Data provided
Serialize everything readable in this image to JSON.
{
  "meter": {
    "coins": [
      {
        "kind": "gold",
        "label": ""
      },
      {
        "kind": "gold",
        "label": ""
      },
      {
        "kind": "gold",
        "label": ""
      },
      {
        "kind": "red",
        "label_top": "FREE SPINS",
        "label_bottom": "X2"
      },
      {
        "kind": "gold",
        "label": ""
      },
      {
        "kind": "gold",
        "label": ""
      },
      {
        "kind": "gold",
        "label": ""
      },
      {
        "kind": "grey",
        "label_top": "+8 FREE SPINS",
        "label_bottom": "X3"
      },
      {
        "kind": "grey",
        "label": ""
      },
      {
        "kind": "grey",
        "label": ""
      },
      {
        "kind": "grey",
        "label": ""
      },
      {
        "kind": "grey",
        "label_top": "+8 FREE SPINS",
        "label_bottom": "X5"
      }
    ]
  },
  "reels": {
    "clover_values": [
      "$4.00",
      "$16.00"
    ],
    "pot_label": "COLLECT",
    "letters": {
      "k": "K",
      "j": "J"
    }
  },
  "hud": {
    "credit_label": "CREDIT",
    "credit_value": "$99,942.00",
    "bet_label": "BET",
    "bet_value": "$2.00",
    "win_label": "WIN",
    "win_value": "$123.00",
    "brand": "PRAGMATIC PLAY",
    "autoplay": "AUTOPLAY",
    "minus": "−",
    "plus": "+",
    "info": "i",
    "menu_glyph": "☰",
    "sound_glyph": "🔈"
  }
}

==

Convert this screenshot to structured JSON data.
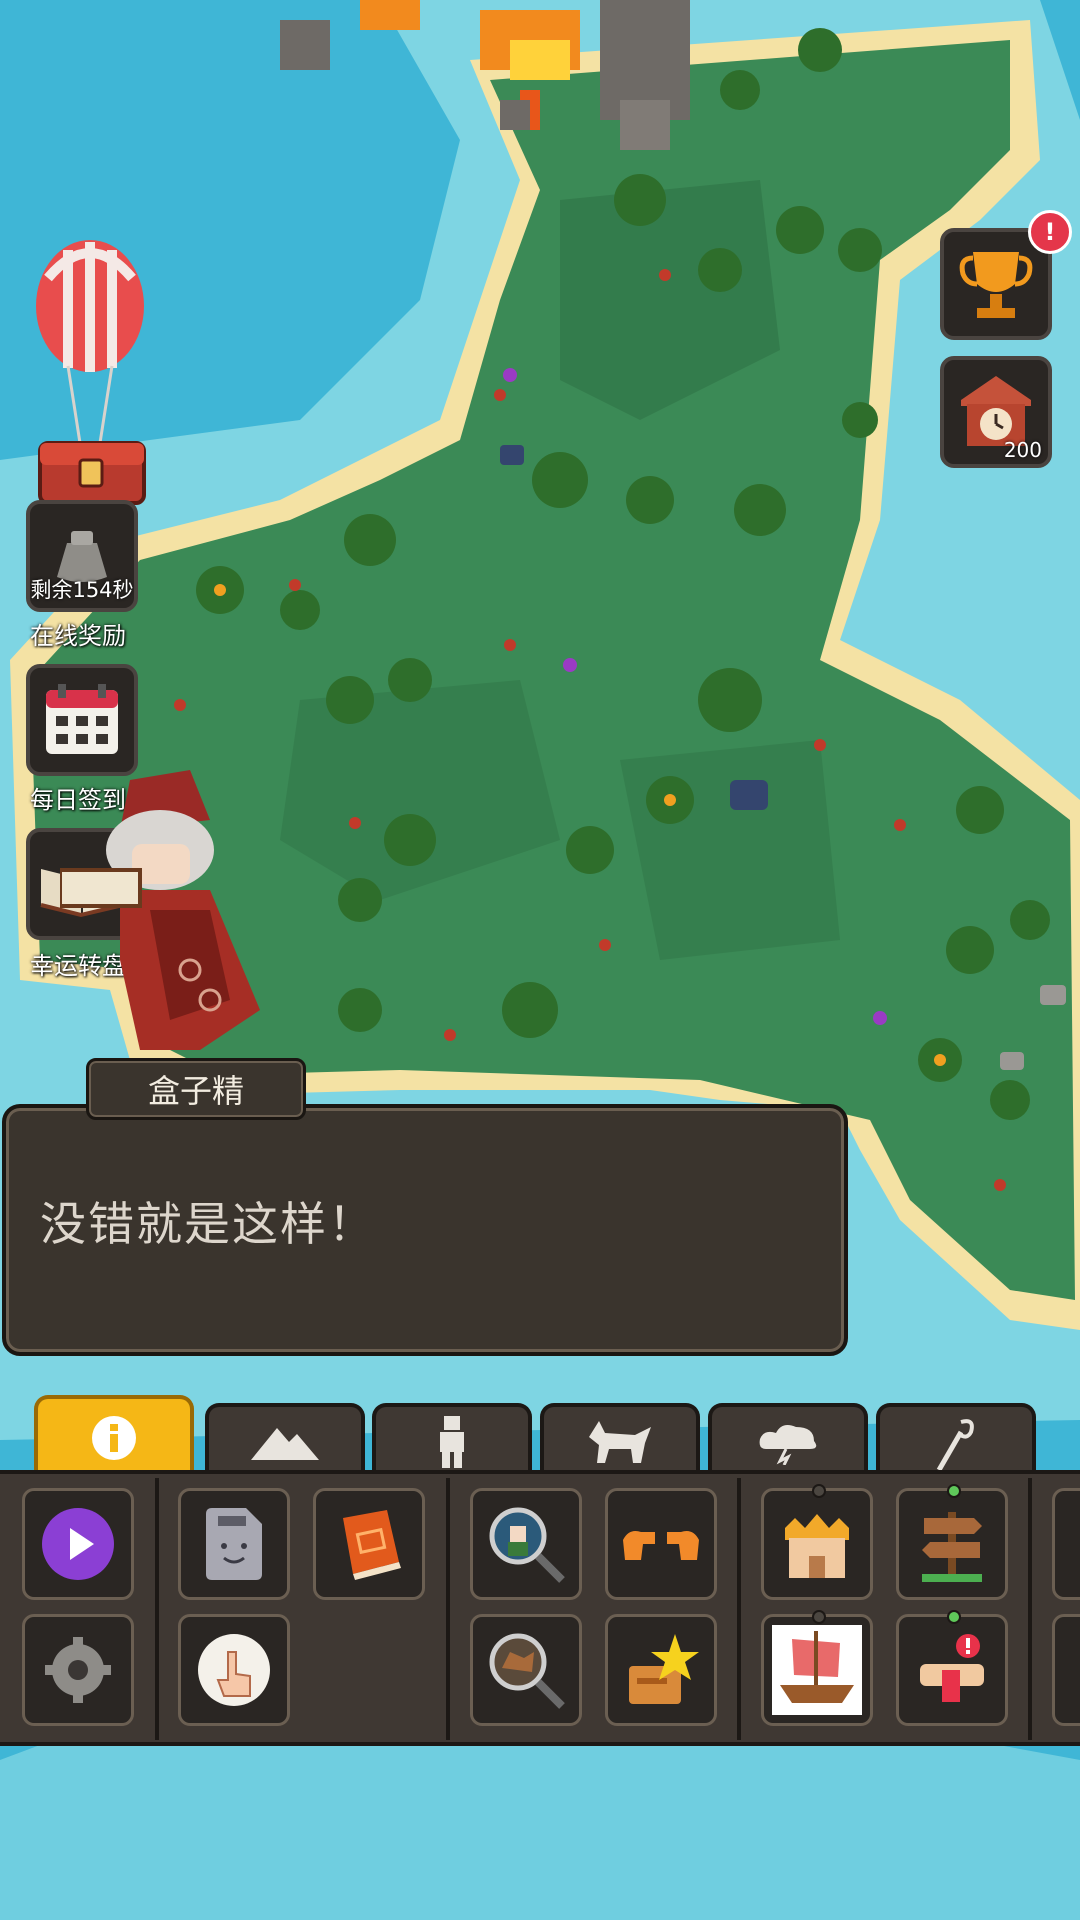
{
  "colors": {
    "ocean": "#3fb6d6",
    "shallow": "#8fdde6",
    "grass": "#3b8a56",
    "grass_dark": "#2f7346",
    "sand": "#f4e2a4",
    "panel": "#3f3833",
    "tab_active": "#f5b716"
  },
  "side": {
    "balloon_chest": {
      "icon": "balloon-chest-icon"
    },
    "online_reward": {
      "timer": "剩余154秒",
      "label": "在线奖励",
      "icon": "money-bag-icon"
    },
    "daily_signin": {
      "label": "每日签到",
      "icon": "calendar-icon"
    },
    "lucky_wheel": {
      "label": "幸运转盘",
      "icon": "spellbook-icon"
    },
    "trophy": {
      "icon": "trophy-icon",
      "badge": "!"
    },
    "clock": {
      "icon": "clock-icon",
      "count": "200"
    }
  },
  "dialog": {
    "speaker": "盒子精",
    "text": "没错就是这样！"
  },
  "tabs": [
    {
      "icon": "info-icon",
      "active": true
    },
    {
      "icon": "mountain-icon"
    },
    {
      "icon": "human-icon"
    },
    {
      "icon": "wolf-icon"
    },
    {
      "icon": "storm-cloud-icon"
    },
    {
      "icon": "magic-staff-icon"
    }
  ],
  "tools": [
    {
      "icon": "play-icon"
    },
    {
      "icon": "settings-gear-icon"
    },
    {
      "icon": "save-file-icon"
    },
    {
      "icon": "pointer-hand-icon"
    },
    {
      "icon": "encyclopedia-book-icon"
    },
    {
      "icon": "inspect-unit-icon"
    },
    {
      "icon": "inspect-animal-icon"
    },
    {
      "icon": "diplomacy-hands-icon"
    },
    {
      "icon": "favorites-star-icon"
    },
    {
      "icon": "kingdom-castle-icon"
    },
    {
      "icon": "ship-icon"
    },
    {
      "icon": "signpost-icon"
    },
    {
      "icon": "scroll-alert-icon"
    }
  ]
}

Problem description
Search the entries for "JSON" and copy out each line that has it.

Output below
Serialize everything readable in this image to JSON.
Convert this screenshot to structured JSON data.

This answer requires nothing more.